■ WHAT IS REQUIRED ■
In the text on web certificates, repeat word for word the part from "- Intermediate certificate(s)" to "the intermediate certificate.".

For a little more clarification, there are a few more details on each of the certificate types below:
- Root certificate - usually physically distributed with the operating system and is used to issue intermediate certificates.
- Intermediate certificate(s) - CA’s use the intermediate certificates to insulate themselves from having to use the root certificate to sign leaf certificates. A compromised root certificate is bad, so issuing off an intermediate certificate is much safer. It’s next to impossible to revoke a root and replace it, and it would take years for the new one to filter through the ecosystem.
- Leaf certificate - This is the sites certificate which is issued from the intermediate certificate.
NOTE: It is possible to have multiple intermediate certificates, although not recommended as it adds extra steps to the checking process.
When using HTTPS (as is increasingly common for websites and is a recommended best practice), the connection must be setup and secured cryptographically. The method of encryption and which keys to use are negotiated during the TLS handshake, which must happen before a HTTPS connection can be established. Before any application data can be sent over the connection, the HTTPS connection must be established.
It’s important to remember that a TLS handshake doesn’t come for free. Time and resources are used to establish the secure connection. It can typically take 2-RTT to establish this encrypted tunnel (depending on the server setup), but if the certificate size is large it could be more. If the server supports TLSv1.3 then it is possible to establish the connection in 1-RTT, or even 0-RTT in some circumstances.
For example, let’s assume our hypothetical server takes 2-RTT to establish this encrypted tunnel, and our user is on a mobile with a 3G connection. A 3G connection will likely have a minimum RTT of around 300 ms. So it will take a minimum of 600 ms to establish the encrypted tunnel, and that’s not even taking into account the DNS lookup, connection negotiation and any network congestion. This is why Transmission Control Protocol (TCP) connections are even more expensive in the new world of HTTPS. Thankfully QUIC, a new internet transport protocol which uses User Datagram Protocol (UDP) has been created which should hopefully solve this issue.
There are times where the trust between browser and server can be broken. It could be that a certificate has been compromised, and when this happens there needs to be a way to let the browser know about it. If the certificate has been compromised, you don’t want a person with malicious intentions to be able to mimic a trusted website. That would be incredibly damaging to users, the website, and the Certificate Authority involved. To allow this to happen, ways to revoke certificates have been invented:
Certificate Revocation List
A Certificate Revocation List (CRL) is exactly what the name suggests. It is a large list containing the serial numbers of revoked certificates. Each and every CA updates this list regularly, and the list is shared with browsers. Now as you can imagine, the web has a lot of certificates, and therefore there’s going to be a lot of revoked certificates. So this list will continue to grow and grow. Thankfully expired certificates aren’t revoked as there’s no need too, and their serials are often trimmed from the CRL’s.

■ RAW RECORDS ■
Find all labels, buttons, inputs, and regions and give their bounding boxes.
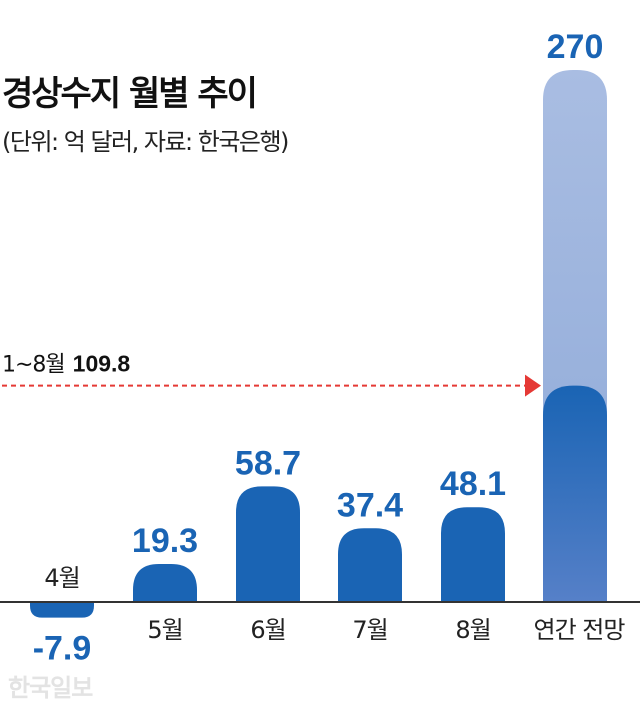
arrow-right-icon — [525, 374, 541, 397]
category-label: 연간 전망 — [534, 616, 626, 644]
bar-8 — [441, 507, 505, 602]
watermark-text: 한국일보 — [8, 674, 93, 702]
category-label: 7월 — [352, 616, 387, 644]
cumulative-value: 109.8 — [73, 351, 131, 377]
value-label: 48.1 — [440, 465, 506, 503]
value-label: 37.4 — [337, 486, 403, 524]
value-label: 19.3 — [132, 522, 198, 560]
bar-4 — [30, 602, 94, 618]
value-label: 58.7 — [235, 444, 301, 482]
category-label: 5월 — [147, 616, 182, 644]
category-label: 8월 — [455, 616, 490, 644]
value-label: -7.9 — [33, 630, 92, 668]
chart-title: 경상수지 월별 추이 — [2, 74, 258, 114]
category-label: 4월 — [44, 564, 79, 592]
category-label: 6월 — [250, 616, 285, 644]
bar-6 — [236, 486, 300, 602]
value-label: 270 — [547, 28, 604, 66]
bar-7 — [338, 528, 402, 602]
bar-5 — [133, 563, 197, 602]
chart-subtitle: (단위: 억 달러, 자료: 한국은행) — [2, 128, 289, 156]
cumulative-label: 1~8월 — [2, 353, 65, 378]
bar-forecast-cumulative — [543, 385, 607, 602]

■ SOLUTION ■
- Intermediate certificate(s) - CA’s use the intermediate certificates to insulate themselves from having to use the root certificate to sign leaf certificates. A compromised root certificate is bad, so issuing off an intermediate certificate is much safer. It’s next to impossible to revoke a root and replace it, and it would take years for the new one to filter through the ecosystem.
- Leaf certificate - This is the sites certificate which is issued from the intermediate certificate.